▸ Work to complete: Reproduce every line of the data below without any changes.

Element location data
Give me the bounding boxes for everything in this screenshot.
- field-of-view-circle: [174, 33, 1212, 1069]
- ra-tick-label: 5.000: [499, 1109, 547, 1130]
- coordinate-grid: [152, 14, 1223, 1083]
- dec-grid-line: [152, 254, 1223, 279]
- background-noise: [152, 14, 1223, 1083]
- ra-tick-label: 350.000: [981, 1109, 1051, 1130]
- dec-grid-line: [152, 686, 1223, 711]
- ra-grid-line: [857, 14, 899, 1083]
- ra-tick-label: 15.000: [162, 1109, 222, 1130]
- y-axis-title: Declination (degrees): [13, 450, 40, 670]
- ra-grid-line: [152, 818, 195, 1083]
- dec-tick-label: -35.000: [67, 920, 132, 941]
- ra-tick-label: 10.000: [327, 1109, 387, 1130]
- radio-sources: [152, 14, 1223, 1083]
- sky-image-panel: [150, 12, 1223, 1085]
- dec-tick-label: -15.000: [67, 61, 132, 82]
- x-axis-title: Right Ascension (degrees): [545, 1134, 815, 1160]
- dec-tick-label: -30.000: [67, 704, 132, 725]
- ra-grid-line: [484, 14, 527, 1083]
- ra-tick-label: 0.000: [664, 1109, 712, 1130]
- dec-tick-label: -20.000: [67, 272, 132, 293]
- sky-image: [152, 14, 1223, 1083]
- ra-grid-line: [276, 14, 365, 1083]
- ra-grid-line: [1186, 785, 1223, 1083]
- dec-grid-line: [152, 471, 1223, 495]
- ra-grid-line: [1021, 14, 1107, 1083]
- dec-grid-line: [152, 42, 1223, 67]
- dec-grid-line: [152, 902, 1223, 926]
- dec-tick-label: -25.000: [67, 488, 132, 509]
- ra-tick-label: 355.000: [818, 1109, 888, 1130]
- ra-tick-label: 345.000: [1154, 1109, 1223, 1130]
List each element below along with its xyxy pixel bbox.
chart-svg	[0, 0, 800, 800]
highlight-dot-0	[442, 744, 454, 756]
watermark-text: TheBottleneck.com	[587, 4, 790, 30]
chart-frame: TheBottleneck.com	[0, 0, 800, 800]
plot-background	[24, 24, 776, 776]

▸ Full answer:
Give me the bounding boxes for everything in this screenshot.
- field-of-view-circle: [174, 33, 1212, 1069]
- ra-tick-label: 5.000: [499, 1109, 547, 1130]
- coordinate-grid: [152, 14, 1223, 1083]
- dec-grid-line: [152, 254, 1223, 279]
- background-noise: [152, 14, 1223, 1083]
- ra-tick-label: 350.000: [981, 1109, 1051, 1130]
- dec-grid-line: [152, 686, 1223, 711]
- ra-grid-line: [857, 14, 899, 1083]
- ra-tick-label: 15.000: [162, 1109, 222, 1130]
- y-axis-title: Declination (degrees): [13, 450, 40, 670]
- ra-grid-line: [152, 818, 195, 1083]
- dec-tick-label: -35.000: [67, 920, 132, 941]
- ra-tick-label: 10.000: [327, 1109, 387, 1130]
- radio-sources: [152, 14, 1223, 1083]
- sky-image-panel: [150, 12, 1223, 1085]
- dec-tick-label: -15.000: [67, 61, 132, 82]
- x-axis-title: Right Ascension (degrees): [545, 1134, 815, 1160]
- dec-tick-label: -30.000: [67, 704, 132, 725]
- ra-grid-line: [484, 14, 527, 1083]
- ra-tick-label: 0.000: [664, 1109, 712, 1130]
- dec-tick-label: -20.000: [67, 272, 132, 293]
- sky-image: [152, 14, 1223, 1083]
- ra-grid-line: [276, 14, 365, 1083]
- ra-grid-line: [1186, 785, 1223, 1083]
- dec-grid-line: [152, 471, 1223, 495]
- ra-grid-line: [1021, 14, 1107, 1083]
- dec-grid-line: [152, 42, 1223, 67]
- dec-grid-line: [152, 902, 1223, 926]
- dec-tick-label: -25.000: [67, 488, 132, 509]
- ra-tick-label: 355.000: [818, 1109, 888, 1130]
- ra-tick-label: 345.000: [1154, 1109, 1223, 1130]
List each element below along with its xyxy pixel bbox.
chart-svg	[0, 0, 800, 800]
highlight-dot-0	[442, 744, 454, 756]
watermark-text: TheBottleneck.com	[587, 4, 790, 30]
chart-frame: TheBottleneck.com	[0, 0, 800, 800]
plot-background	[24, 24, 776, 776]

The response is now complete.